'''
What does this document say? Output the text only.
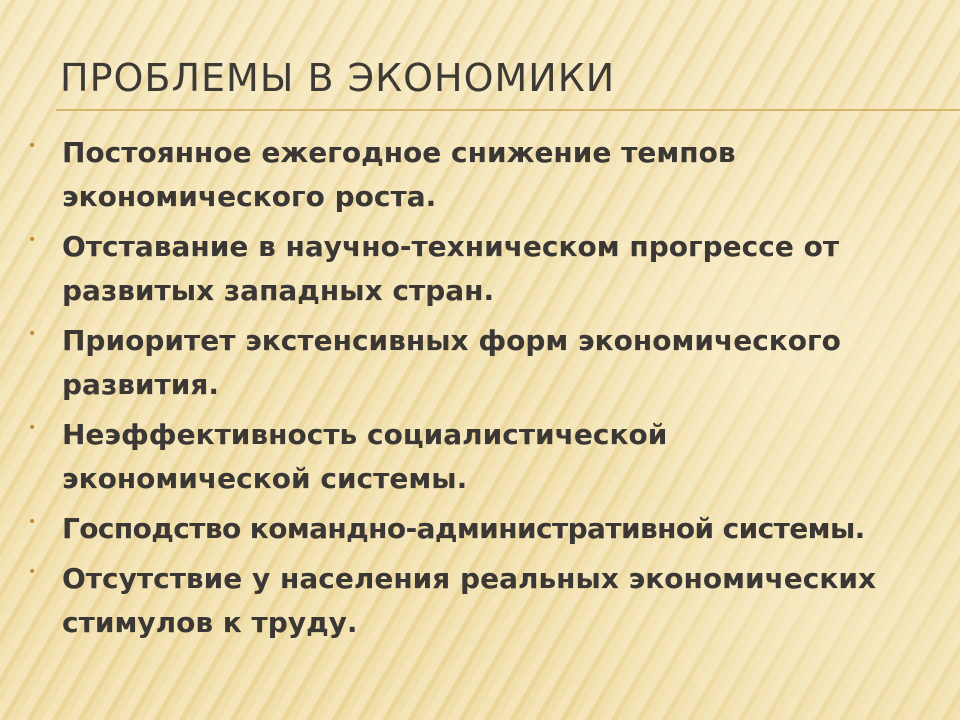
ПРОБЛЕМЫ В ЭКОНОМИКИ
• Постоянное ежегодное снижение темпов экономического роста.
• Отставание в научно-техническом прогрессе от развитых западных стран.
• Приоритет экстенсивных форм экономического развития.
• Неэффективность социалистической экономической системы.
• Господство командно-административной системы.
• Отсутствие у населения реальных экономических стимулов к труду.
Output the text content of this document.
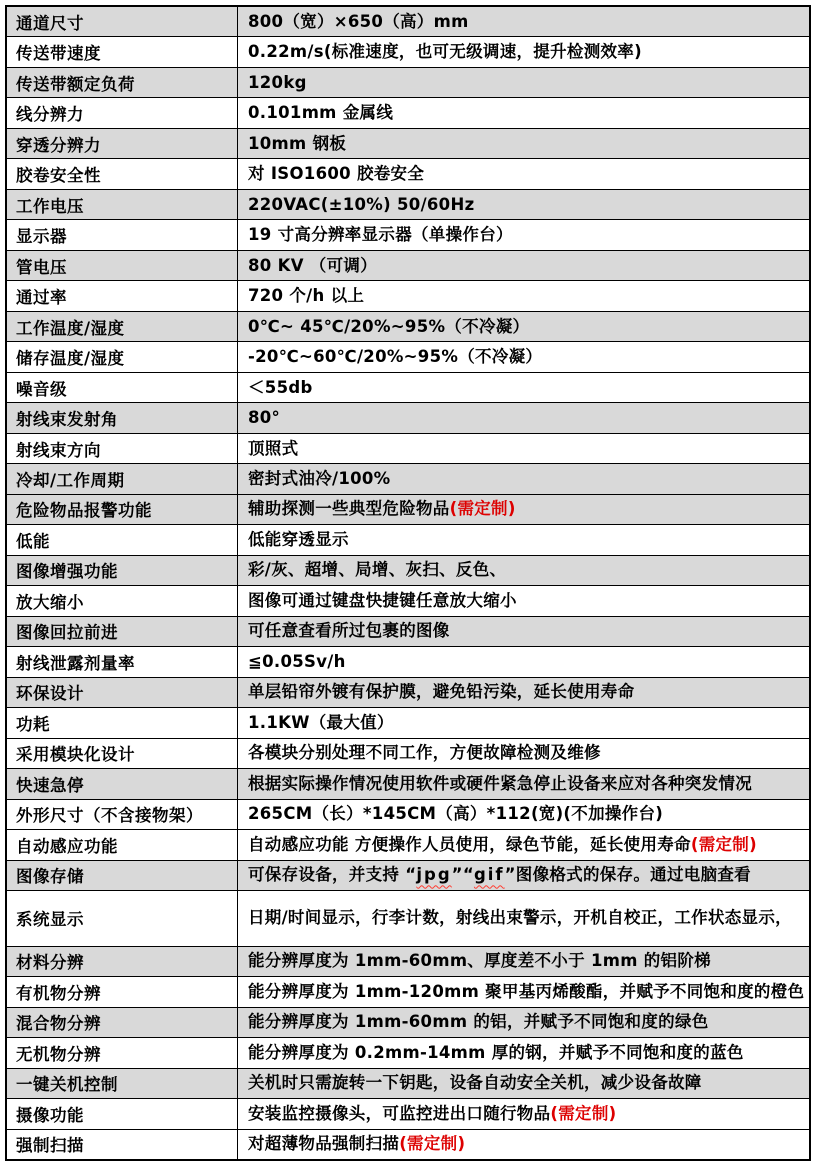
通道尺寸	800（宽）×650（高）mm
传送带速度	0.22m/s(标准速度，也可无级调速，提升检测效率)
传送带额定负荷	120kg
线分辨力	0.101mm 金属线
穿透分辨力	10mm 钢板
胶卷安全性	对 ISO1600 胶卷安全
工作电压	220VAC(±10%) 50/60Hz
显示器	19 寸高分辨率显示器（单操作台）
管电压	80 KV （可调）
通过率	720 个/h 以上
工作温度/湿度	0℃~ 45℃/20%~95%（不冷凝）
储存温度/湿度	-20℃~60℃/20%~95%（不冷凝）
噪音级	＜55db
射线束发射角	80°
射线束方向	顶照式
冷却/工作周期	密封式油冷/100%
危险物品报警功能	辅助探测一些典型危险物品(需定制)
低能	低能穿透显示
图像增强功能	彩/灰、超增、局增、灰扫、反色、
放大缩小	图像可通过键盘快捷键任意放大缩小
图像回拉前进	可任意查看所过包裹的图像
射线泄露剂量率	≦0.05Sv/h
环保设计	单层铅帘外镀有保护膜，避免铅污染，延长使用寿命
功耗	1.1KW（最大值）
采用模块化设计	各模块分别处理不同工作，方便故障检测及维修
快速急停	根据实际操作情况使用软件或硬件紧急停止设备来应对各种突发情况
外形尺寸（不含接物架）	265CM（长）*145CM（高）*112(宽)(不加操作台)
自动感应功能	自动感应功能 方便操作人员使用，绿色节能，延长使用寿命(需定制)
图像存储	可保存设备，并支持 “jpg”“gif”图像格式的保存。通过电脑查看
系统显示	日期/时间显示，行李计数，射线出束警示，开机自校正，工作状态显示，
材料分辨	能分辨厚度为 1mm-60mm、厚度差不小于 1mm 的铝阶梯
有机物分辨	能分辨厚度为 1mm-120mm 聚甲基丙烯酸酯，并赋予不同饱和度的橙色
混合物分辨	能分辨厚度为 1mm-60mm 的铝，并赋予不同饱和度的绿色
无机物分辨	能分辨厚度为 0.2mm-14mm 厚的钢，并赋予不同饱和度的蓝色
一键关机控制	关机时只需旋转一下钥匙，设备自动安全关机，减少设备故障
摄像功能	安装监控摄像头，可监控进出口随行物品(需定制)
强制扫描	对超薄物品强制扫描(需定制)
'''
Set exercise: Each line from the one containing "Output the text content of this document." through the last line of the entries above is to be extracted exactly. Pictures are not part of the copy.

Result below:
Output the text content of this document.
通道尺寸	800（宽）×650（高）mm
传送带速度	0.22m/s(标准速度，也可无级调速，提升检测效率)
传送带额定负荷	120kg
线分辨力	0.101mm 金属线
穿透分辨力	10mm 钢板
胶卷安全性	对 ISO1600 胶卷安全
工作电压	220VAC(±10%) 50/60Hz
显示器	19 寸高分辨率显示器（单操作台）
管电压	80 KV （可调）
通过率	720 个/h 以上
工作温度/湿度	0℃~ 45℃/20%~95%（不冷凝）
储存温度/湿度	-20℃~60℃/20%~95%（不冷凝）
噪音级	＜55db
射线束发射角	80°
射线束方向	顶照式
冷却/工作周期	密封式油冷/100%
危险物品报警功能	辅助探测一些典型危险物品(需定制)
低能	低能穿透显示
图像增强功能	彩/灰、超增、局增、灰扫、反色、
放大缩小	图像可通过键盘快捷键任意放大缩小
图像回拉前进	可任意查看所过包裹的图像
射线泄露剂量率	≦0.05Sv/h
环保设计	单层铅帘外镀有保护膜，避免铅污染，延长使用寿命
功耗	1.1KW（最大值）
采用模块化设计	各模块分别处理不同工作，方便故障检测及维修
快速急停	根据实际操作情况使用软件或硬件紧急停止设备来应对各种突发情况
外形尺寸（不含接物架）	265CM（长）*145CM（高）*112(宽)(不加操作台)
自动感应功能	自动感应功能 方便操作人员使用，绿色节能，延长使用寿命(需定制)
图像存储	可保存设备，并支持 “jpg”“gif”图像格式的保存。通过电脑查看
系统显示	日期/时间显示，行李计数，射线出束警示，开机自校正，工作状态显示，
材料分辨	能分辨厚度为 1mm-60mm、厚度差不小于 1mm 的铝阶梯
有机物分辨	能分辨厚度为 1mm-120mm 聚甲基丙烯酸酯，并赋予不同饱和度的橙色
混合物分辨	能分辨厚度为 1mm-60mm 的铝，并赋予不同饱和度的绿色
无机物分辨	能分辨厚度为 0.2mm-14mm 厚的钢，并赋予不同饱和度的蓝色
一键关机控制	关机时只需旋转一下钥匙，设备自动安全关机，减少设备故障
摄像功能	安装监控摄像头，可监控进出口随行物品(需定制)
强制扫描	对超薄物品强制扫描(需定制)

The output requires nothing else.